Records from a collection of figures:
-- START --

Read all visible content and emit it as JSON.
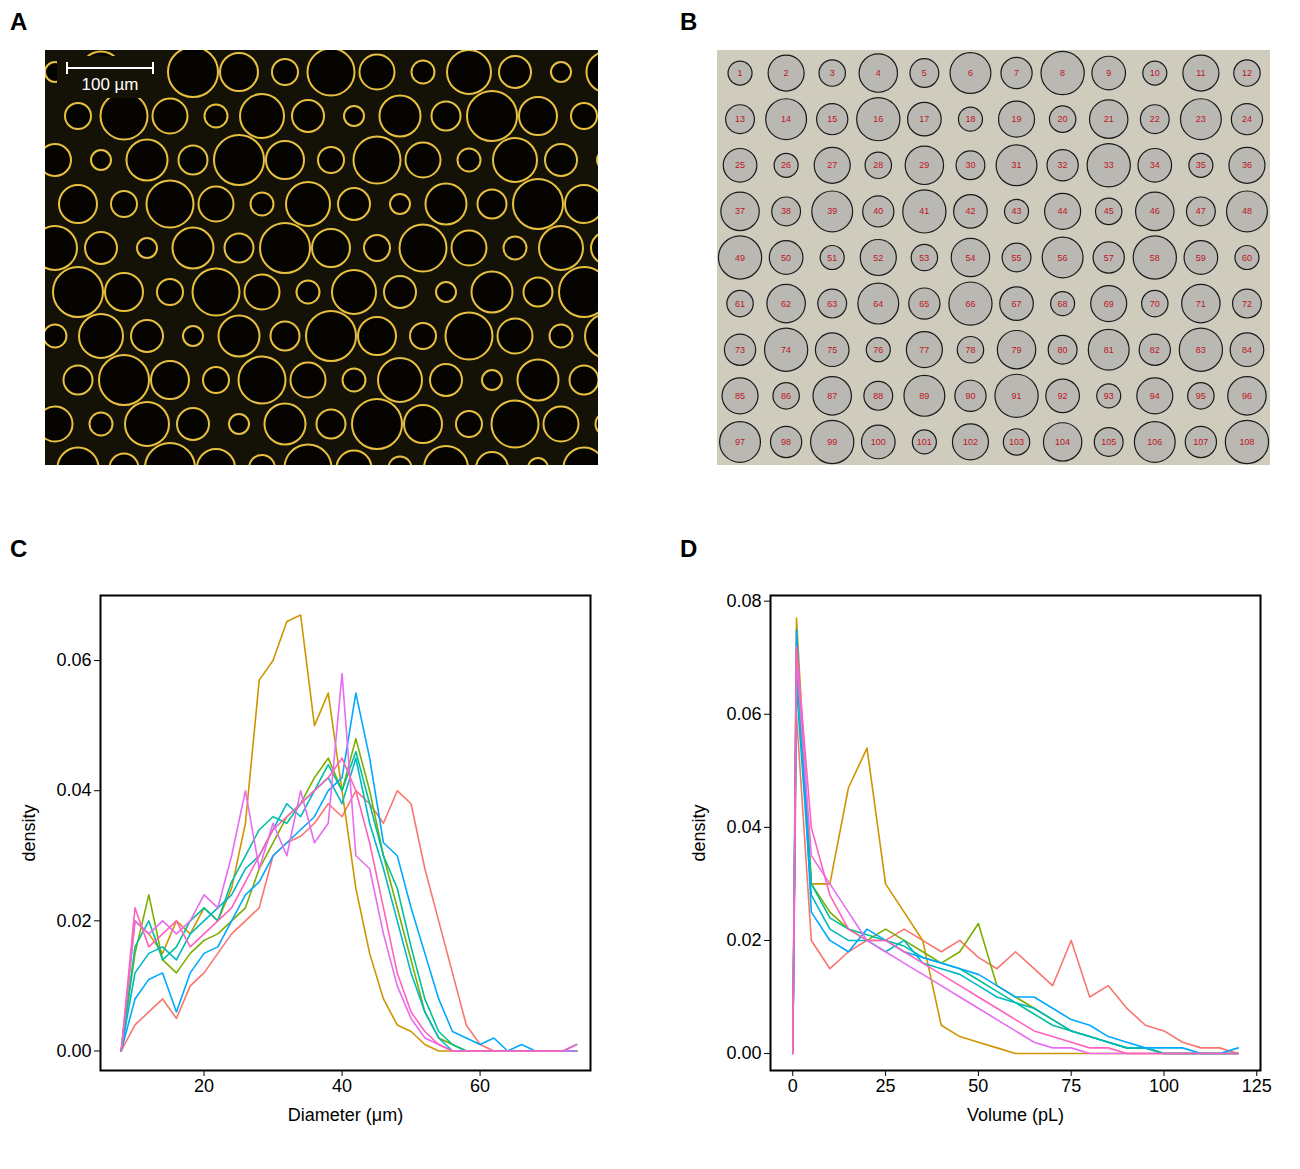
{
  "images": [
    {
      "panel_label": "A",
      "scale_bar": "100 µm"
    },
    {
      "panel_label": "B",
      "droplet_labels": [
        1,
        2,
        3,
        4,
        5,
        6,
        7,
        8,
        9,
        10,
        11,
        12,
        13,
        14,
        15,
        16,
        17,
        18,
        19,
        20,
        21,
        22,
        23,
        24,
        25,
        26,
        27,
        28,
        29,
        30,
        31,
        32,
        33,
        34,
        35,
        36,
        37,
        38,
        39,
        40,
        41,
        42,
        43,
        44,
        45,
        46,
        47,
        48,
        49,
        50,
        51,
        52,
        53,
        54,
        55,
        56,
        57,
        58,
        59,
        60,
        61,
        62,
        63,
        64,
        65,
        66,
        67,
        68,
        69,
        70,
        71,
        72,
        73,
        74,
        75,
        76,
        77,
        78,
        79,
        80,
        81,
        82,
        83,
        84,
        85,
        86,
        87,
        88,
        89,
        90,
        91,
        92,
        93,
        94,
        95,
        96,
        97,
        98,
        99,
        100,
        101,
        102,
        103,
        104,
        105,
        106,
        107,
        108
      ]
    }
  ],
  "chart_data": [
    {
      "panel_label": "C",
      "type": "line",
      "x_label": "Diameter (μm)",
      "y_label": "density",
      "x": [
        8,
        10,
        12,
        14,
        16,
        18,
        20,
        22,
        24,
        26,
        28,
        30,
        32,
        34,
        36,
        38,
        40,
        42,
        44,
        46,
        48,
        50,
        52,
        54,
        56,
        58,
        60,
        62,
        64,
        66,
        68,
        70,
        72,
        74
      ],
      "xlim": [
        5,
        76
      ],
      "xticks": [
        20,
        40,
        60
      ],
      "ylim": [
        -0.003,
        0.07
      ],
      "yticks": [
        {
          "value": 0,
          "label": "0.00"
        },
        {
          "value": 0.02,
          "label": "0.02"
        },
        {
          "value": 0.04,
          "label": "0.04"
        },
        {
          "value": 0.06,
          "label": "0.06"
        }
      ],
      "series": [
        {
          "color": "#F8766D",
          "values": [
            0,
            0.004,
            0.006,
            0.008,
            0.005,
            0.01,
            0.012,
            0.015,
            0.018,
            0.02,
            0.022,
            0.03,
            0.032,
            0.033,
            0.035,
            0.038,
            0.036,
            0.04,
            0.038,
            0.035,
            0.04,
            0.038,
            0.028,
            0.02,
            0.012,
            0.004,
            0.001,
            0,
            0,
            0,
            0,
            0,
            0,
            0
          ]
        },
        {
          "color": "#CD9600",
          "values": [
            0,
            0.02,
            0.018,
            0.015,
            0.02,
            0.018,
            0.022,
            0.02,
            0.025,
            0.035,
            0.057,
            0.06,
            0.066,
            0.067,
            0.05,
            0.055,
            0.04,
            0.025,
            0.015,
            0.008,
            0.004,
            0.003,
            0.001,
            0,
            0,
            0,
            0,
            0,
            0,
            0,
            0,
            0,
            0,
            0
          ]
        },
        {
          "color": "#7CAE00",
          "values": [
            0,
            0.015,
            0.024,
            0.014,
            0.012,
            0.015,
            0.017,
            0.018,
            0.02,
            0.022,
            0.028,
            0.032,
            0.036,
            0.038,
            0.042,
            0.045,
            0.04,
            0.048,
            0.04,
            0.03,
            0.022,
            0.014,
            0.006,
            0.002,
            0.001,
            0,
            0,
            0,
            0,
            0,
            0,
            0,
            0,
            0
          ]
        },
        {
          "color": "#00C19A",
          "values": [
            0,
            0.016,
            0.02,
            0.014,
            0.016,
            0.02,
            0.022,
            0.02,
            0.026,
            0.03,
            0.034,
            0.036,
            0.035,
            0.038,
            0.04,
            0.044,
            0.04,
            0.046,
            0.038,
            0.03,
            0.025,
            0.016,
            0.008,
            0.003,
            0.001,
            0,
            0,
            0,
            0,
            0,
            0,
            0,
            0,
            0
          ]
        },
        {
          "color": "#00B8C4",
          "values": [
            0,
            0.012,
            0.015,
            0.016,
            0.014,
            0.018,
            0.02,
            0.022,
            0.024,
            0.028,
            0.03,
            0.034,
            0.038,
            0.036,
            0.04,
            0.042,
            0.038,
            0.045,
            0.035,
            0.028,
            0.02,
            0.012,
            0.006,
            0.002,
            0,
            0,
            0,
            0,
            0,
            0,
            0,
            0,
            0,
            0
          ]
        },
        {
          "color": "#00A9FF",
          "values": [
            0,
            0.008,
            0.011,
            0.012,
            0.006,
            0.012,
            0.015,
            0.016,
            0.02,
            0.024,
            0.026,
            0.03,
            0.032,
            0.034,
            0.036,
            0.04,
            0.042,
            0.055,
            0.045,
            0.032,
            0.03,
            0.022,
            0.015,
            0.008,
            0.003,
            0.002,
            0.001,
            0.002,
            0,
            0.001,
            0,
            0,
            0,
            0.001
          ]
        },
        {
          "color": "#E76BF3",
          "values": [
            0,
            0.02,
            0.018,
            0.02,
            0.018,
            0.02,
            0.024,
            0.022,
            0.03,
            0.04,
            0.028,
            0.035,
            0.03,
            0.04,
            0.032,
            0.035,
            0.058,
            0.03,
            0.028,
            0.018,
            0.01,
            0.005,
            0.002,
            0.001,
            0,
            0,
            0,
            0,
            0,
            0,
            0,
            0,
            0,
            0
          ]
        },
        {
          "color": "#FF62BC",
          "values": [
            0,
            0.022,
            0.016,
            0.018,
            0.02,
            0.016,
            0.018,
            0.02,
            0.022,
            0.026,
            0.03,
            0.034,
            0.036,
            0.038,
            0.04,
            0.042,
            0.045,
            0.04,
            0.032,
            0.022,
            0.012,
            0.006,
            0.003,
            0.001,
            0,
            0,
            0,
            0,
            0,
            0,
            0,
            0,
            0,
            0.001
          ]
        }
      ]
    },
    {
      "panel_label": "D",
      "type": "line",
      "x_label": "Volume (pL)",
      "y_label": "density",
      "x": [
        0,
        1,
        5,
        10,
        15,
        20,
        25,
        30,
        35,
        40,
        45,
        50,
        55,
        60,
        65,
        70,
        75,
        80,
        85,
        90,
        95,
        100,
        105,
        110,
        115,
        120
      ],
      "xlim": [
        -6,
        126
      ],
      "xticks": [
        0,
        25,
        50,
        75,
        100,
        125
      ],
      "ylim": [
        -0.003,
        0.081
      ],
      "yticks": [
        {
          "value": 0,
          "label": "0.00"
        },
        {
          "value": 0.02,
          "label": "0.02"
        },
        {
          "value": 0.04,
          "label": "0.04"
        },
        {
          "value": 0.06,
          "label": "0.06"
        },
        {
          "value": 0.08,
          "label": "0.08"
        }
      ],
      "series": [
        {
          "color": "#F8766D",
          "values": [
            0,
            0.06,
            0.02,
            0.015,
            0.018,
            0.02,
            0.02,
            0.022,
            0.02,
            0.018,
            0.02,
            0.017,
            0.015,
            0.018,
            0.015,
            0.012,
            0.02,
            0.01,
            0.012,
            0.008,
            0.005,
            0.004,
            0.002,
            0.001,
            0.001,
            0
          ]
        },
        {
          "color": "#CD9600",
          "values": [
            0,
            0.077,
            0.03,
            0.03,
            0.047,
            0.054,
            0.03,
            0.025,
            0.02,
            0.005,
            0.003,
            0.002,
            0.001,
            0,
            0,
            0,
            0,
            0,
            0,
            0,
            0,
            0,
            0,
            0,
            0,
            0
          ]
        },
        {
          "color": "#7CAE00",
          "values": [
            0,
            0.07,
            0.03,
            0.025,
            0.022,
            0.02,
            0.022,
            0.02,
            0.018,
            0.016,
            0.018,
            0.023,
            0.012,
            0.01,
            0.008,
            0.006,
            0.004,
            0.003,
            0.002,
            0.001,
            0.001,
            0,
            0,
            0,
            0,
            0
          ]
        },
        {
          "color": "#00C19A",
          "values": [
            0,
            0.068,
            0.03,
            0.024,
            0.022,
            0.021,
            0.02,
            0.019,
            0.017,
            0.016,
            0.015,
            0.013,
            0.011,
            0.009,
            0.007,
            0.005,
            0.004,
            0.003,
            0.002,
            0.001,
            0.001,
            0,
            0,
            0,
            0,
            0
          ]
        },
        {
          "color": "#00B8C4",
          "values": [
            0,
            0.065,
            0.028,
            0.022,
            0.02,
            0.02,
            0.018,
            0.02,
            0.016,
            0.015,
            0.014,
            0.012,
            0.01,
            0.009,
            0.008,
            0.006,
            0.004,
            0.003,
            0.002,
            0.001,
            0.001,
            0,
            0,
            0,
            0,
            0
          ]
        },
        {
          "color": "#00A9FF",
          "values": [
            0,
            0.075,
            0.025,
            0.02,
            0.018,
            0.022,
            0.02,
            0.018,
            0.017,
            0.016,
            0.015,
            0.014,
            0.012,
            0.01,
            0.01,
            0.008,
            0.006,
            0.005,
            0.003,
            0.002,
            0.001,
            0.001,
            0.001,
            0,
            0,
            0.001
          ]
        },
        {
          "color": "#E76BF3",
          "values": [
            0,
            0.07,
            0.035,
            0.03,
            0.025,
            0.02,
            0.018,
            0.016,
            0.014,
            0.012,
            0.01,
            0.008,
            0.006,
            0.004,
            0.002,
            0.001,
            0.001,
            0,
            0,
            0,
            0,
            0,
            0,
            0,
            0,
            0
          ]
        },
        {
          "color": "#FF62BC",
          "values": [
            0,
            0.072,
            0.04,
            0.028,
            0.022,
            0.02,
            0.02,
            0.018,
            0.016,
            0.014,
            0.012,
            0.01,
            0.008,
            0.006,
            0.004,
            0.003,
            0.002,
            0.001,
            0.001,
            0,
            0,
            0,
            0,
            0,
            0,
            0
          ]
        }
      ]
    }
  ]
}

-- END --
-- START --

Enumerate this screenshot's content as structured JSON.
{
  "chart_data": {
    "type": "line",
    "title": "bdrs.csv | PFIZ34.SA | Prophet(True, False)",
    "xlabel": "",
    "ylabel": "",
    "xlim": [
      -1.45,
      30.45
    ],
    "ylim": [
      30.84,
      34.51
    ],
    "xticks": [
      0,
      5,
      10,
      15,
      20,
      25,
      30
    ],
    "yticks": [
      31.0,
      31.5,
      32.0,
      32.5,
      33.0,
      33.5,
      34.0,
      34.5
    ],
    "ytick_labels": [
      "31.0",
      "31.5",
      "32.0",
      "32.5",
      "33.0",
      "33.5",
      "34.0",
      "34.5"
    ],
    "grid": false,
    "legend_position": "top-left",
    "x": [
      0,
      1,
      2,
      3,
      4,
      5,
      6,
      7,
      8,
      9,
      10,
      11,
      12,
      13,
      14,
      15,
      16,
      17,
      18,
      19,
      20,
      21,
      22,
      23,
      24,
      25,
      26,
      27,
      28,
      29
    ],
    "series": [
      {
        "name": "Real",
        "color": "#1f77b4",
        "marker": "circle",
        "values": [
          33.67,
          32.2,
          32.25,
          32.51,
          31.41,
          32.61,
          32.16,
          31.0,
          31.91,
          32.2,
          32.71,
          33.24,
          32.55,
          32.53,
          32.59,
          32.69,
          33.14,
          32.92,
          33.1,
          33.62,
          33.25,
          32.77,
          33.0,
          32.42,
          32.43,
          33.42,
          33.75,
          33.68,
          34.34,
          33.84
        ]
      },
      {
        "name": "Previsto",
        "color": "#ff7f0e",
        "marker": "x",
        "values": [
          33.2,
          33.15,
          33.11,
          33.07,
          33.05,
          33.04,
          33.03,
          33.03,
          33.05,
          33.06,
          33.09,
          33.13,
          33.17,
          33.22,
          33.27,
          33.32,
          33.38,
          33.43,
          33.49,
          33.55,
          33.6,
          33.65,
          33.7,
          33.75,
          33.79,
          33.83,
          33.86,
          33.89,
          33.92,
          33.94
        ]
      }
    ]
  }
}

-- END --

Goal of the exercise:
Return every line above that contains the word "content".

Output below:
Read all visible content and emit it as JSON.
Enumerate this screenshot's content as structured JSON.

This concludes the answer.